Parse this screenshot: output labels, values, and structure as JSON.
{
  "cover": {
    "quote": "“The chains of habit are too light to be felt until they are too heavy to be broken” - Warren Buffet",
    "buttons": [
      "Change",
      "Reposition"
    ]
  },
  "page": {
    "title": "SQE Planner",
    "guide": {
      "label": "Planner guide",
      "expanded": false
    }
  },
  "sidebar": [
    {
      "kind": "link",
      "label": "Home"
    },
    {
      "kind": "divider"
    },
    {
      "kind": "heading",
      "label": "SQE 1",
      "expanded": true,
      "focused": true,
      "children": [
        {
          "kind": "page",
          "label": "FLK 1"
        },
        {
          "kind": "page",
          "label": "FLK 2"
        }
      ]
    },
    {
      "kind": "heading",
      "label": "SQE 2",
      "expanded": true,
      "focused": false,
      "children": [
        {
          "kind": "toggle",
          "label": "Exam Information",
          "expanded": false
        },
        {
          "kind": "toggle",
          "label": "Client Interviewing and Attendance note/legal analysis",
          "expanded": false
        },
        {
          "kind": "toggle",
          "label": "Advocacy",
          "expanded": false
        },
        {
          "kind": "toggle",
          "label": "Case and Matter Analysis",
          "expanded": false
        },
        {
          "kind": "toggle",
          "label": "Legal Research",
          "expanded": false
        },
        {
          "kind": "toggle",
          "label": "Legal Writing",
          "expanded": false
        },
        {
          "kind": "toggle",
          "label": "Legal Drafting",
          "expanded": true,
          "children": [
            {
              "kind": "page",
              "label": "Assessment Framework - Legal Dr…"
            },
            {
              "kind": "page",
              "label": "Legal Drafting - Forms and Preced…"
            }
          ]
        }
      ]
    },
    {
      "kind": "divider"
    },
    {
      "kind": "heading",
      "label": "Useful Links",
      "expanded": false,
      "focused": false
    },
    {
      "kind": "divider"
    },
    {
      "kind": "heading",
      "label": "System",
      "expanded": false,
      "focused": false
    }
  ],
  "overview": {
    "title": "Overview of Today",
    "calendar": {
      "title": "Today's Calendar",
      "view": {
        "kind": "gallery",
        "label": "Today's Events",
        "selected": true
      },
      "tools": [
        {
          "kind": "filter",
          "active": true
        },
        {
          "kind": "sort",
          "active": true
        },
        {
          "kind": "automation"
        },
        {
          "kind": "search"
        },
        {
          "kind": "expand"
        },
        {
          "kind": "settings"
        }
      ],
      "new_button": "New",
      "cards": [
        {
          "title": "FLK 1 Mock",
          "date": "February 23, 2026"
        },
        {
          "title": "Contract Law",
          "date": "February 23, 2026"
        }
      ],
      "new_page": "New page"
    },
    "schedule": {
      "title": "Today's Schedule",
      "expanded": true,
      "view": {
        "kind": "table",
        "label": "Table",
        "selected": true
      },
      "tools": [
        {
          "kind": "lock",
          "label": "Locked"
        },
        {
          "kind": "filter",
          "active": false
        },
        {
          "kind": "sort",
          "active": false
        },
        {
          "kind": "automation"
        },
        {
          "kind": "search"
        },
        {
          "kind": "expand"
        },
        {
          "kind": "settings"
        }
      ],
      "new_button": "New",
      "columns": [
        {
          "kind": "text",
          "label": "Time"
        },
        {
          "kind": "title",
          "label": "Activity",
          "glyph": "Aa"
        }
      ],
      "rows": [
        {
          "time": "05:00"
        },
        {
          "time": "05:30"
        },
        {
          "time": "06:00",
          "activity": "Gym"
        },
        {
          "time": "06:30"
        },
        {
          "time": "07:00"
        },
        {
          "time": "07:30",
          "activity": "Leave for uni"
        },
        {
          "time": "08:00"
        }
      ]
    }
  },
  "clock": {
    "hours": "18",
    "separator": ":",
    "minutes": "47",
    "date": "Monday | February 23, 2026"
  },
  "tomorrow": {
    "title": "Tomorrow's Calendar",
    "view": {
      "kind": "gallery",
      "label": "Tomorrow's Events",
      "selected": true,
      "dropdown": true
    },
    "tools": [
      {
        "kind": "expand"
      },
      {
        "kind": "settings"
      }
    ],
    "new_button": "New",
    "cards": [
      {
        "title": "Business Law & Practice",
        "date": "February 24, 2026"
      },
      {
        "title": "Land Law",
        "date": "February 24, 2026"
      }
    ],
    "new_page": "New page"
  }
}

• What the task requires:
Scan the material above for the string "focused" and return the lines that hold it.

• The output:
      "focused": true,
      "focused": false,
      "focused": false
      "focused": false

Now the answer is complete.